─── MATERIAL SHOWN
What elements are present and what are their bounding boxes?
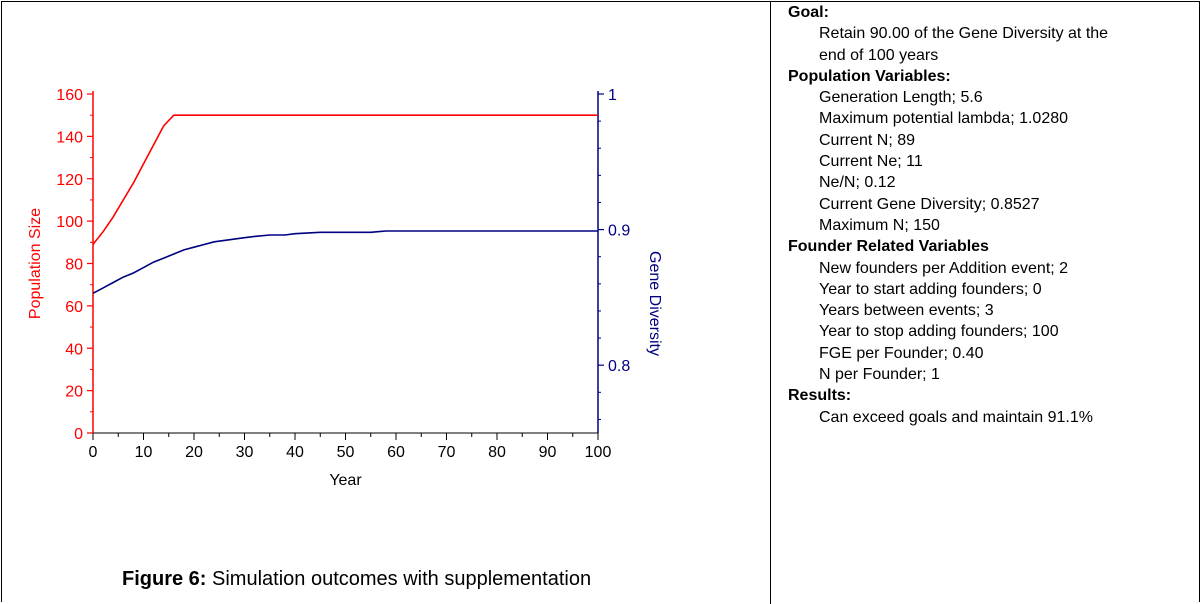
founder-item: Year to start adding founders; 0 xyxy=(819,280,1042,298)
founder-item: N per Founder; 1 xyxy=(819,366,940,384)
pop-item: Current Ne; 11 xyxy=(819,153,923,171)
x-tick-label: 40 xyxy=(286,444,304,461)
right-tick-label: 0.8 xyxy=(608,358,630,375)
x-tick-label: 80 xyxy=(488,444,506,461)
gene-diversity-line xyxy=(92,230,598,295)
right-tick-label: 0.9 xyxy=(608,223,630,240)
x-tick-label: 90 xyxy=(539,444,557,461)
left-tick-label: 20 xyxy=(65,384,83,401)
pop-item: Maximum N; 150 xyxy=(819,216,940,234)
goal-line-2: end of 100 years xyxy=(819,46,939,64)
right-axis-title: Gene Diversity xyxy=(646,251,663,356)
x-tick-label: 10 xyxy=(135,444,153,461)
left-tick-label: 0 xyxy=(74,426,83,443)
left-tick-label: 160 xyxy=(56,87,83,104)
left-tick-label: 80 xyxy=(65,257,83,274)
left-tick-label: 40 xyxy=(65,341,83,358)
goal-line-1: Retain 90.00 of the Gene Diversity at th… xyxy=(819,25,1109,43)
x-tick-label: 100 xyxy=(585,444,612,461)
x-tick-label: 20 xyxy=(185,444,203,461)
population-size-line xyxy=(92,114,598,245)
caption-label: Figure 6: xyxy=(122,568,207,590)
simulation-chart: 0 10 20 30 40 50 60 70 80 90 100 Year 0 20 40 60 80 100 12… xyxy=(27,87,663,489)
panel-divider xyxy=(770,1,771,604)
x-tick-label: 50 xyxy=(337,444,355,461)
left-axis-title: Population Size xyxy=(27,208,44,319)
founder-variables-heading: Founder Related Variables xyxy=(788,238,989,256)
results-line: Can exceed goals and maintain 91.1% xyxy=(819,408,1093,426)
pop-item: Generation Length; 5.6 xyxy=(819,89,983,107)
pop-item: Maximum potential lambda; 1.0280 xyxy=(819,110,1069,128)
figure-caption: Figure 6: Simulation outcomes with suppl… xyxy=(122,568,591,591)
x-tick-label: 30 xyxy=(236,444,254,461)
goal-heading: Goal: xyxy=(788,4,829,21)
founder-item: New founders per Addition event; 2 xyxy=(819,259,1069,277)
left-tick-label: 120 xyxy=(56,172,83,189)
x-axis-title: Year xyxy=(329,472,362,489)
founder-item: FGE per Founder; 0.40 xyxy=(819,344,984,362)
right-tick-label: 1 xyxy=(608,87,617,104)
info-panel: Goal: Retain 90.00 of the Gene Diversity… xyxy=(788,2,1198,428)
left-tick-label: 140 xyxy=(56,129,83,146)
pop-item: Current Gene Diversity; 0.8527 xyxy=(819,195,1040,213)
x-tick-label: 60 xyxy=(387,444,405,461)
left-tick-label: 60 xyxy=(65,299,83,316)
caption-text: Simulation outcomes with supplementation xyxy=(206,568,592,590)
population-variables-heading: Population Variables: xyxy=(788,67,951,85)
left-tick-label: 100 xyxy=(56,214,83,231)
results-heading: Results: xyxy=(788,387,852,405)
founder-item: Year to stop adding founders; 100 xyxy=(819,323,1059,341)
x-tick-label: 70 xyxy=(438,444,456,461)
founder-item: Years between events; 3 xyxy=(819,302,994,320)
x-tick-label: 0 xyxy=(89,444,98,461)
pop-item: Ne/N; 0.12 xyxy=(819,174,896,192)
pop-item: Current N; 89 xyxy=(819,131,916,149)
──────
─── MATERIAL SHOWN
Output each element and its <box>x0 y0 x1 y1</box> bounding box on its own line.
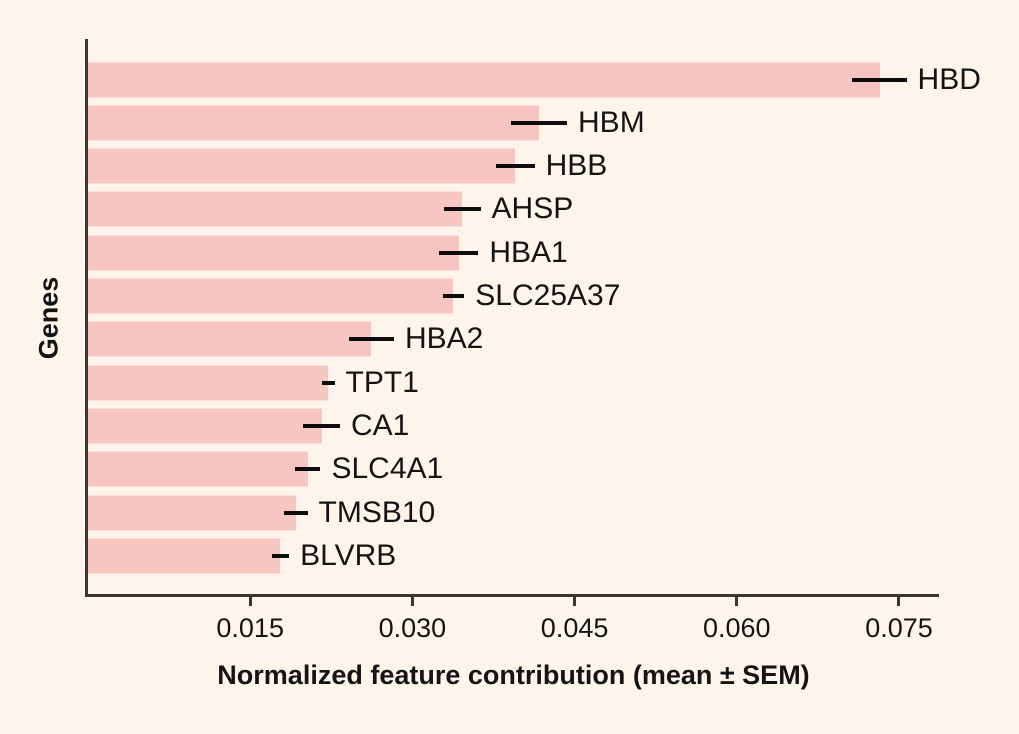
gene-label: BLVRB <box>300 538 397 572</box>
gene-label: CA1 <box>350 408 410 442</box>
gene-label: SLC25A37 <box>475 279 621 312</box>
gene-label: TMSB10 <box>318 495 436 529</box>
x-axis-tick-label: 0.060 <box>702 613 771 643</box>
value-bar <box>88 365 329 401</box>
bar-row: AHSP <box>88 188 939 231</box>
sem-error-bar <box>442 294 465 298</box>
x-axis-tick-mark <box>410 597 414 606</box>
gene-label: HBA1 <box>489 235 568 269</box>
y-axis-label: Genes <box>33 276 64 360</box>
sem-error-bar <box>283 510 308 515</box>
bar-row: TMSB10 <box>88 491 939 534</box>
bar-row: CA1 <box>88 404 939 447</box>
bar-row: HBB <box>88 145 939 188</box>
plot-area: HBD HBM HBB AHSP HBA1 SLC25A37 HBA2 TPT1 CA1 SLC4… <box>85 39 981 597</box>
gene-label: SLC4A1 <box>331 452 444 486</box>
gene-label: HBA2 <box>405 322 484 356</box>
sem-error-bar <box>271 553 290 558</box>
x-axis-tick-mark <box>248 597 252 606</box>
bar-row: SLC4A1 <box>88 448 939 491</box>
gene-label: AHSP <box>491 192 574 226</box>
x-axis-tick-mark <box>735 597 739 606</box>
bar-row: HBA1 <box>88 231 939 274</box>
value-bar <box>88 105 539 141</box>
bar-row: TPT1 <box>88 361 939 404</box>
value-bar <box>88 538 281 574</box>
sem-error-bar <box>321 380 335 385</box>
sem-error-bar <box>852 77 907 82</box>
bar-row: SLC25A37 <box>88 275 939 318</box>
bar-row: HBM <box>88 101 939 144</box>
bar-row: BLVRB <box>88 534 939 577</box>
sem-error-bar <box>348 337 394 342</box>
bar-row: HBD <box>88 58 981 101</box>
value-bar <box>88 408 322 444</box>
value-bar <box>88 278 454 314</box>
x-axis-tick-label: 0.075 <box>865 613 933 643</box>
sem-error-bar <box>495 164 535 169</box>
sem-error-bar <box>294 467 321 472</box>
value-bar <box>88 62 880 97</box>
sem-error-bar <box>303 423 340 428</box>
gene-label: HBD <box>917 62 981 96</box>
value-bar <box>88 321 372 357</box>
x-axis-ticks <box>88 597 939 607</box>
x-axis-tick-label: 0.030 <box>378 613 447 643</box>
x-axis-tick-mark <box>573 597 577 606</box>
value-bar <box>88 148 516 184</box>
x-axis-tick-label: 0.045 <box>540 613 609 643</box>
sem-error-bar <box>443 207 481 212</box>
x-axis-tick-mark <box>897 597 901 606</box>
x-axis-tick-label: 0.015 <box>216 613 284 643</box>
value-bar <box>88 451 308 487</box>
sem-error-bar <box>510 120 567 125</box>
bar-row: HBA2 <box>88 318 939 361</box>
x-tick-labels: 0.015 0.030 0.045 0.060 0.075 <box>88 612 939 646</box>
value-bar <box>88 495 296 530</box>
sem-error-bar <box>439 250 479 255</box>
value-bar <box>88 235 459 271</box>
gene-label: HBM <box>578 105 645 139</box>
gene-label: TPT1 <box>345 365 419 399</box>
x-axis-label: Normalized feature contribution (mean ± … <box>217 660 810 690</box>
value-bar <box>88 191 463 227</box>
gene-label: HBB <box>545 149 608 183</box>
──────
• _WHAT TO DO_: Read the entries and select each line where the word "with" is found.

• _ANSWER SPACE_:
figure-caption: Figure 6: Simulation outcomes with suppl… xyxy=(122,568,591,591)
caption-text: Simulation outcomes with supplementation xyxy=(206,568,592,590)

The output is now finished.